▶ **OBJECTIVE**: Look for the word "Ασθενούς" in the entries below, then copy every line that has it.

(Dataset items)
** start **
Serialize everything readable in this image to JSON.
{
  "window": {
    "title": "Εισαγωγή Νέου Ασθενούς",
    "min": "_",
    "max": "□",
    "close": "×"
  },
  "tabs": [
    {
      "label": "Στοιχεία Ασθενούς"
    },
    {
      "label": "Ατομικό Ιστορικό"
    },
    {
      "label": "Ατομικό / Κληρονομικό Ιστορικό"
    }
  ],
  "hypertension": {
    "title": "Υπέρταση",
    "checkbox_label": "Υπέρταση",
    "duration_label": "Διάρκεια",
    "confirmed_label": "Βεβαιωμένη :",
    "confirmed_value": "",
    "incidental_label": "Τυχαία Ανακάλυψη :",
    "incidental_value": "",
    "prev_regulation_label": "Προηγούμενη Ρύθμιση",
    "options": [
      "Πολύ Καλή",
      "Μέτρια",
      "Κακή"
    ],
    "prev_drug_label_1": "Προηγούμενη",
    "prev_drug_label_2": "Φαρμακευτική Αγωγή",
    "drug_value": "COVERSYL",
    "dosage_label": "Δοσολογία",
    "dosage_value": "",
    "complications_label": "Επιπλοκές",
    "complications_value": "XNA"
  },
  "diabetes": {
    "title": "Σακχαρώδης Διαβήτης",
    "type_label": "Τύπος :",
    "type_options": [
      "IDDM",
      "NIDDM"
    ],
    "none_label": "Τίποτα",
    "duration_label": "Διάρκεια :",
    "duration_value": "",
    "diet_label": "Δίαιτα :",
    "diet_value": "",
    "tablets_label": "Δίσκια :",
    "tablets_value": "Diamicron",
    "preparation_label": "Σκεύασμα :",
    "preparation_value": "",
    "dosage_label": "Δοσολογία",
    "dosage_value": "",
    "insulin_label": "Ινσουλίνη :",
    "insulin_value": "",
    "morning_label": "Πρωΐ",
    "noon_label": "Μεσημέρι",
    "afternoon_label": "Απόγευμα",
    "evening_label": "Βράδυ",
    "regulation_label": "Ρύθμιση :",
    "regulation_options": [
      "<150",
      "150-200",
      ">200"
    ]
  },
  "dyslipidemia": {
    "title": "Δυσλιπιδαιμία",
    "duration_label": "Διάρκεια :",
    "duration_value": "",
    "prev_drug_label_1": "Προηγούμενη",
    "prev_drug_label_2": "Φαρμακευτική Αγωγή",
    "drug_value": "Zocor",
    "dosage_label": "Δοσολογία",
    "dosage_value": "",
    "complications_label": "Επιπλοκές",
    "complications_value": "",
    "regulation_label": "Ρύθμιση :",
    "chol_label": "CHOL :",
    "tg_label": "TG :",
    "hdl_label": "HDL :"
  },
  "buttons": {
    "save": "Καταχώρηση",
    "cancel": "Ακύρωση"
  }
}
** end **
** start **
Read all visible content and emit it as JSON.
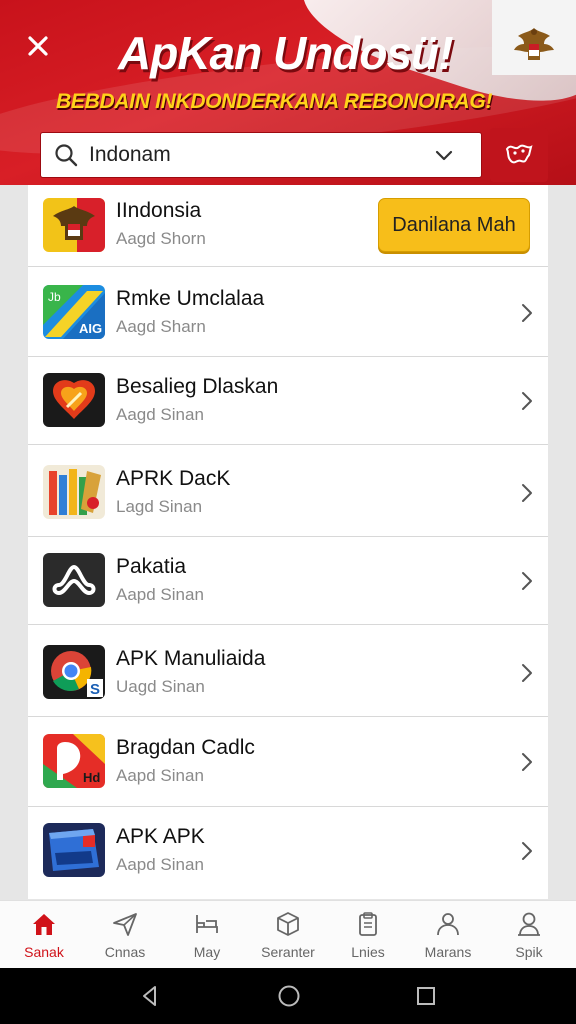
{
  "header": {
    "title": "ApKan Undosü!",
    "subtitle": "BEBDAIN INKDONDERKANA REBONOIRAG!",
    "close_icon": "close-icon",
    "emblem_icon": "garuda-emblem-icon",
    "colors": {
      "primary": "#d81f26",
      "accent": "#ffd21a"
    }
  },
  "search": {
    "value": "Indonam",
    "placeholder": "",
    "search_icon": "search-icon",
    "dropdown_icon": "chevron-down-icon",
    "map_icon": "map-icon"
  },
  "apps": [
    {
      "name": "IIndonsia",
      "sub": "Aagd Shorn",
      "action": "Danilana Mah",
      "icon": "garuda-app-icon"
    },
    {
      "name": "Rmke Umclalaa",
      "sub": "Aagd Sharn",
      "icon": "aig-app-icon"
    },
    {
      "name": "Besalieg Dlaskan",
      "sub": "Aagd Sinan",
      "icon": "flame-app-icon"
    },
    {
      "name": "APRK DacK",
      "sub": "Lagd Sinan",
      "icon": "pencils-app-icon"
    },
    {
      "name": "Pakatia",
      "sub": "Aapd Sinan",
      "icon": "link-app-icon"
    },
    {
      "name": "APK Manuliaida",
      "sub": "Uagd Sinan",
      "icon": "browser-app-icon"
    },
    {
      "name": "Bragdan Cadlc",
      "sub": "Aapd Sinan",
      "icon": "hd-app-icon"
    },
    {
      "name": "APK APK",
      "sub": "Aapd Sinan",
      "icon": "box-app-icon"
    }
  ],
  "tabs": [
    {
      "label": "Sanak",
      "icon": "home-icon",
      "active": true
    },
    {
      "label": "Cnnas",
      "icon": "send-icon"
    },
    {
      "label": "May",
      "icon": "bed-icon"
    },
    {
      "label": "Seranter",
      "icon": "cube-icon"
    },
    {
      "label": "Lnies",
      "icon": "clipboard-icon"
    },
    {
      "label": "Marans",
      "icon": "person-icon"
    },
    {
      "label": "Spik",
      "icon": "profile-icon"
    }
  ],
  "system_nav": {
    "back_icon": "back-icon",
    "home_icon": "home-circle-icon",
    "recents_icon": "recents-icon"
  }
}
** end **
▶ **SOLUTION BELOW**:
    "title": "Εισαγωγή Νέου Ασθενούς",
      "label": "Στοιχεία Ασθενούς"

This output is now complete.